## TASK MATERIAL
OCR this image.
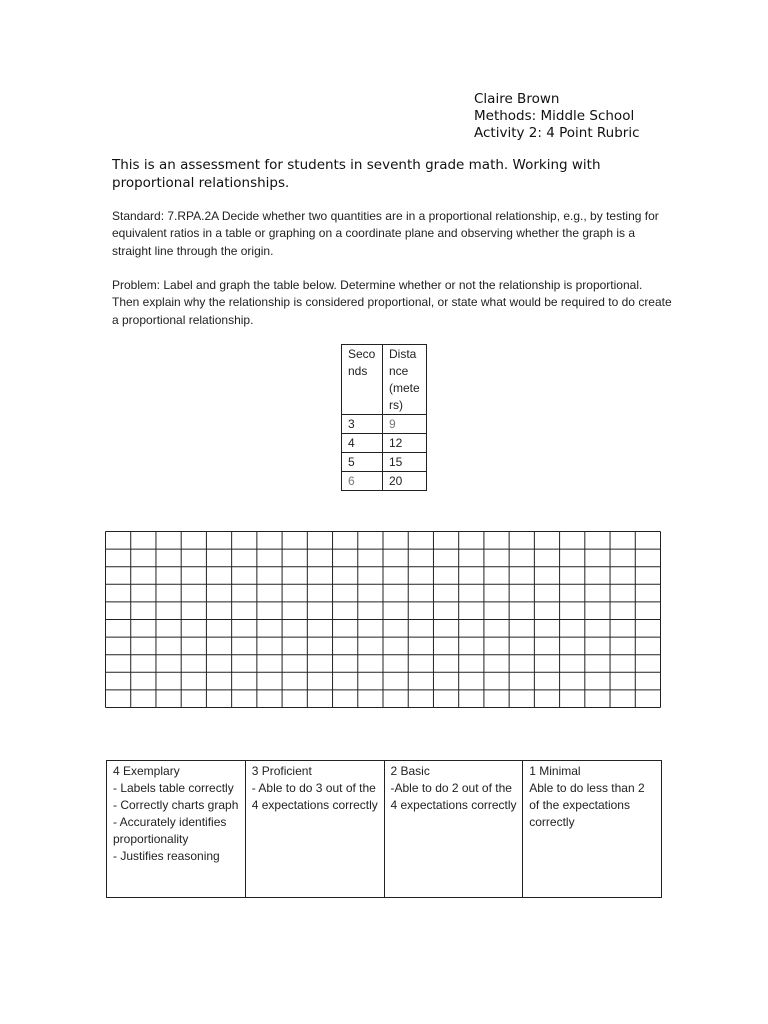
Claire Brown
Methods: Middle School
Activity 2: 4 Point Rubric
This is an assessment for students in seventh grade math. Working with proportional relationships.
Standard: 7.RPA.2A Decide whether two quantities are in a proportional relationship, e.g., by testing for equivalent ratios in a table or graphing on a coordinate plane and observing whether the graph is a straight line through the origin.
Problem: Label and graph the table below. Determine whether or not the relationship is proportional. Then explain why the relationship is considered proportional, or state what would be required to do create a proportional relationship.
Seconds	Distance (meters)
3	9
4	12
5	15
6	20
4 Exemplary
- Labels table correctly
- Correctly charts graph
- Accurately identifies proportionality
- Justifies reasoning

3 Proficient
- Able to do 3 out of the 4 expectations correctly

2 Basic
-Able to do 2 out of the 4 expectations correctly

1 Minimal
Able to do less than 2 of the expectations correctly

* * *

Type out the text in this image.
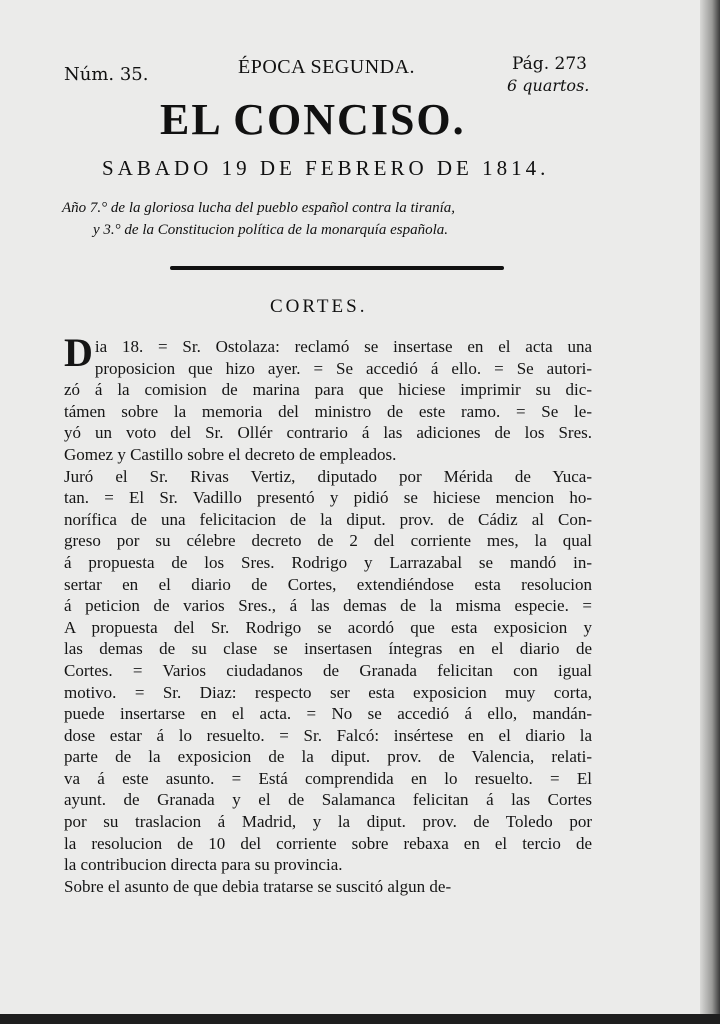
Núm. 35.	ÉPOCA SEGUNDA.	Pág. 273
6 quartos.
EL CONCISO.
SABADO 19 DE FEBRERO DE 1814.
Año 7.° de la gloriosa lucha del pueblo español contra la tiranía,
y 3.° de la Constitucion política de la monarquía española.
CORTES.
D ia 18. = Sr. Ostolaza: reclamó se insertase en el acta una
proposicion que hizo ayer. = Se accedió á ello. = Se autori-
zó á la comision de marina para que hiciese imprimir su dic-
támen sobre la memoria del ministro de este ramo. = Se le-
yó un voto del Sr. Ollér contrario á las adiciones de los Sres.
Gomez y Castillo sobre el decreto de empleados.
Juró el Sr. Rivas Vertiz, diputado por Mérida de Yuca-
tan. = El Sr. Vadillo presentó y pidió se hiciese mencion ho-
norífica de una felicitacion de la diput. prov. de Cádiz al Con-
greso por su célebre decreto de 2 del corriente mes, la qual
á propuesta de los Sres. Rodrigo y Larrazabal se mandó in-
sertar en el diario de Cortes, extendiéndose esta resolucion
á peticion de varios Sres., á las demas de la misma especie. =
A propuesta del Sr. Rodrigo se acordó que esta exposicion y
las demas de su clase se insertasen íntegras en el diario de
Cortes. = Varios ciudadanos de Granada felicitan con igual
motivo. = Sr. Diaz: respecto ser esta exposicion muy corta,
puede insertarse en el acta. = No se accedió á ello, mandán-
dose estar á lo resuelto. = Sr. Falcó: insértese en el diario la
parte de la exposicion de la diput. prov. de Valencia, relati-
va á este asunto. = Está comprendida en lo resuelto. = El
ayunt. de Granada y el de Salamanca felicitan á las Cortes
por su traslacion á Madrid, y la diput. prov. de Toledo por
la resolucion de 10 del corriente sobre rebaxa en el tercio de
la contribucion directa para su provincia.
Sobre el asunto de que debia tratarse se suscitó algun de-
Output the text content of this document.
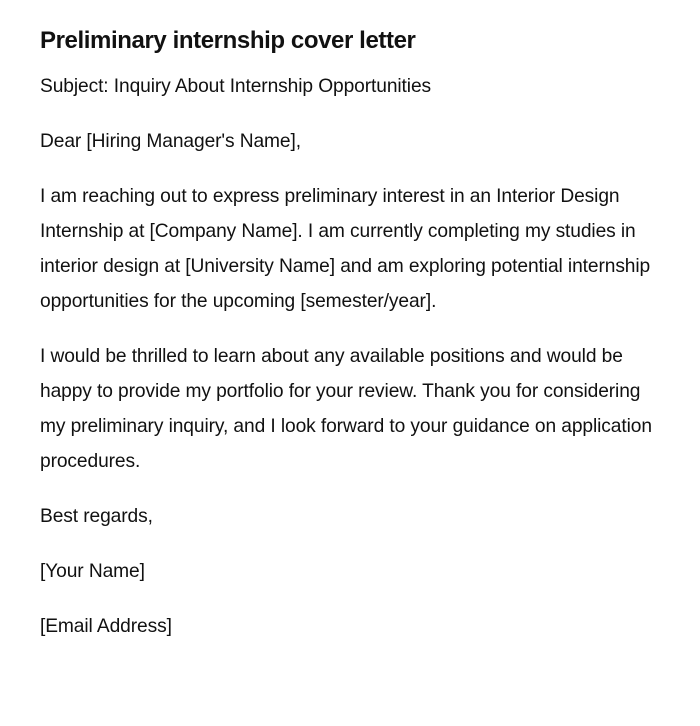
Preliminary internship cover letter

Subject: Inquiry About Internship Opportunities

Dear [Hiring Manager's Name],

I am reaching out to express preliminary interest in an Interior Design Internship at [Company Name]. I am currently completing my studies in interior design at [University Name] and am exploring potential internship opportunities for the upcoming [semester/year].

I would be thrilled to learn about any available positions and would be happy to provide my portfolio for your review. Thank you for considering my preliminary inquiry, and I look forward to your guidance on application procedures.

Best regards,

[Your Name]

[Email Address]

## AIM
Out of the records, collect only those lines that contain the string "Sres".

## THE REPLY
yó un voto del Sr. Ollér contrario á las adiciones de los Sres.
á propuesta de los Sres. Rodrigo y Larrazabal se mandó in-
á peticion de varios Sres., á las demas de la misma especie. =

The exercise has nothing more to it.